Extracted data entries:
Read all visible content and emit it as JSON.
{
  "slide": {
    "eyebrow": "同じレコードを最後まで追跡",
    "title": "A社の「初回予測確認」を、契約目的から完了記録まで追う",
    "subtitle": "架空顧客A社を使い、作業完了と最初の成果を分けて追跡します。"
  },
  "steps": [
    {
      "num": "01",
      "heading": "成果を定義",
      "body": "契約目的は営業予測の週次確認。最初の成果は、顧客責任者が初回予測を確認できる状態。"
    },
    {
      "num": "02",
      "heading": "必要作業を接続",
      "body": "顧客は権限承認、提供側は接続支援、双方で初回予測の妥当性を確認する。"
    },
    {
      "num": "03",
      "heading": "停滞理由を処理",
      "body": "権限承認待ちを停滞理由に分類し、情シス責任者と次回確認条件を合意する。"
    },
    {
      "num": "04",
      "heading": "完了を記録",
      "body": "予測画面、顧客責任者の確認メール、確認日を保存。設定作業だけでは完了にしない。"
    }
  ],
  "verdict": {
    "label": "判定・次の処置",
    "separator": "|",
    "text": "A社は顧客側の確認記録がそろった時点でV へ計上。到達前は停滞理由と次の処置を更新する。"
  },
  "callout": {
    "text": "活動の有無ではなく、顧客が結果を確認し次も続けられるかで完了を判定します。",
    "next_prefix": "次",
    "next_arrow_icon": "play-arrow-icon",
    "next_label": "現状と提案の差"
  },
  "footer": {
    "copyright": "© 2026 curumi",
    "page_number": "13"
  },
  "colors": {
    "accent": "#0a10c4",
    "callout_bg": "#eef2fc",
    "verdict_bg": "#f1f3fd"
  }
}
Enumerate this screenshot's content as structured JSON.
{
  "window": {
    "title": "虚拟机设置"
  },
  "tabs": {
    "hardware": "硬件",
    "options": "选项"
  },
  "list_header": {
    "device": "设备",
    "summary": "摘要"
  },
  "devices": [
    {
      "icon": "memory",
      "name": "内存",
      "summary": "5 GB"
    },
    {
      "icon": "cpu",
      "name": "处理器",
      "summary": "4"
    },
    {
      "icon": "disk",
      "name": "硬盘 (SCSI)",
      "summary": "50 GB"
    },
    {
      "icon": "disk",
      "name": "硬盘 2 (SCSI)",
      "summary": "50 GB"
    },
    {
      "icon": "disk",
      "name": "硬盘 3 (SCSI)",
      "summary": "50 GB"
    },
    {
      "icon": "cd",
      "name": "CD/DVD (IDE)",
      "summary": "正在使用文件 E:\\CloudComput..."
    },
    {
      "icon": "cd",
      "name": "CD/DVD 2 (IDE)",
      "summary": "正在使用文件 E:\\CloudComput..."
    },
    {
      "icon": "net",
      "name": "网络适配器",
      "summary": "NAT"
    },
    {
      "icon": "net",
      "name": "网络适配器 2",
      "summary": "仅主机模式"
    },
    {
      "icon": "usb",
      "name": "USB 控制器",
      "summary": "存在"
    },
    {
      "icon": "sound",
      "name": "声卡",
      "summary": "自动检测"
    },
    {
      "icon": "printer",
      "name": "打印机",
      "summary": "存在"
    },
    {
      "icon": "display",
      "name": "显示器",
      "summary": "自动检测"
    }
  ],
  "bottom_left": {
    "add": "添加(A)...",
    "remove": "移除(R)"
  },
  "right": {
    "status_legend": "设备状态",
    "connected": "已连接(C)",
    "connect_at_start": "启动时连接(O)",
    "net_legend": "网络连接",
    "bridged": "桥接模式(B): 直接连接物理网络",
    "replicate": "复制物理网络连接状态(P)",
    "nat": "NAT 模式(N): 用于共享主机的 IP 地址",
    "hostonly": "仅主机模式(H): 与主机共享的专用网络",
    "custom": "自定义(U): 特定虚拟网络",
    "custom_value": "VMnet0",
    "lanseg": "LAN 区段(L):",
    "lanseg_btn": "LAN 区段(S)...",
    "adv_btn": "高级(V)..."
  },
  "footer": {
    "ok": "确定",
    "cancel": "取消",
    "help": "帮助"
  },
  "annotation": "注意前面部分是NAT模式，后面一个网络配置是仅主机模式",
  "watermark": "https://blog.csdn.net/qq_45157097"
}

Stated problem:
Write out the records shown above, exactly as they appear.

Right answer:
Read all visible content and emit it as JSON.
{
  "slide": {
    "eyebrow": "同じレコードを最後まで追跡",
    "title": "A社の「初回予測確認」を、契約目的から完了記録まで追う",
    "subtitle": "架空顧客A社を使い、作業完了と最初の成果を分けて追跡します。"
  },
  "steps": [
    {
      "num": "01",
      "heading": "成果を定義",
      "body": "契約目的は営業予測の週次確認。最初の成果は、顧客責任者が初回予測を確認できる状態。"
    },
    {
      "num": "02",
      "heading": "必要作業を接続",
      "body": "顧客は権限承認、提供側は接続支援、双方で初回予測の妥当性を確認する。"
    },
    {
      "num": "03",
      "heading": "停滞理由を処理",
      "body": "権限承認待ちを停滞理由に分類し、情シス責任者と次回確認条件を合意する。"
    },
    {
      "num": "04",
      "heading": "完了を記録",
      "body": "予測画面、顧客責任者の確認メール、確認日を保存。設定作業だけでは完了にしない。"
    }
  ],
  "verdict": {
    "label": "判定・次の処置",
    "separator": "|",
    "text": "A社は顧客側の確認記録がそろった時点でV へ計上。到達前は停滞理由と次の処置を更新する。"
  },
  "callout": {
    "text": "活動の有無ではなく、顧客が結果を確認し次も続けられるかで完了を判定します。",
    "next_prefix": "次",
    "next_arrow_icon": "play-arrow-icon",
    "next_label": "現状と提案の差"
  },
  "footer": {
    "copyright": "© 2026 curumi",
    "page_number": "13"
  },
  "colors": {
    "accent": "#0a10c4",
    "callout_bg": "#eef2fc",
    "verdict_bg": "#f1f3fd"
  }
}
Enumerate this screenshot's content as structured JSON.
{
  "window": {
    "title": "虚拟机设置"
  },
  "tabs": {
    "hardware": "硬件",
    "options": "选项"
  },
  "list_header": {
    "device": "设备",
    "summary": "摘要"
  },
  "devices": [
    {
      "icon": "memory",
      "name": "内存",
      "summary": "5 GB"
    },
    {
      "icon": "cpu",
      "name": "处理器",
      "summary": "4"
    },
    {
      "icon": "disk",
      "name": "硬盘 (SCSI)",
      "summary": "50 GB"
    },
    {
      "icon": "disk",
      "name": "硬盘 2 (SCSI)",
      "summary": "50 GB"
    },
    {
      "icon": "disk",
      "name": "硬盘 3 (SCSI)",
      "summary": "50 GB"
    },
    {
      "icon": "cd",
      "name": "CD/DVD (IDE)",
      "summary": "正在使用文件 E:\\CloudComput..."
    },
    {
      "icon": "cd",
      "name": "CD/DVD 2 (IDE)",
      "summary": "正在使用文件 E:\\CloudComput..."
    },
    {
      "icon": "net",
      "name": "网络适配器",
      "summary": "NAT"
    },
    {
      "icon": "net",
      "name": "网络适配器 2",
      "summary": "仅主机模式"
    },
    {
      "icon": "usb",
      "name": "USB 控制器",
      "summary": "存在"
    },
    {
      "icon": "sound",
      "name": "声卡",
      "summary": "自动检测"
    },
    {
      "icon": "printer",
      "name": "打印机",
      "summary": "存在"
    },
    {
      "icon": "display",
      "name": "显示器",
      "summary": "自动检测"
    }
  ],
  "bottom_left": {
    "add": "添加(A)...",
    "remove": "移除(R)"
  },
  "right": {
    "status_legend": "设备状态",
    "connected": "已连接(C)",
    "connect_at_start": "启动时连接(O)",
    "net_legend": "网络连接",
    "bridged": "桥接模式(B): 直接连接物理网络",
    "replicate": "复制物理网络连接状态(P)",
    "nat": "NAT 模式(N): 用于共享主机的 IP 地址",
    "hostonly": "仅主机模式(H): 与主机共享的专用网络",
    "custom": "自定义(U): 特定虚拟网络",
    "custom_value": "VMnet0",
    "lanseg": "LAN 区段(L):",
    "lanseg_btn": "LAN 区段(S)...",
    "adv_btn": "高级(V)..."
  },
  "footer": {
    "ok": "确定",
    "cancel": "取消",
    "help": "帮助"
  },
  "annotation": "注意前面部分是NAT模式，后面一个网络配置是仅主机模式",
  "watermark": "https://blog.csdn.net/qq_45157097"
}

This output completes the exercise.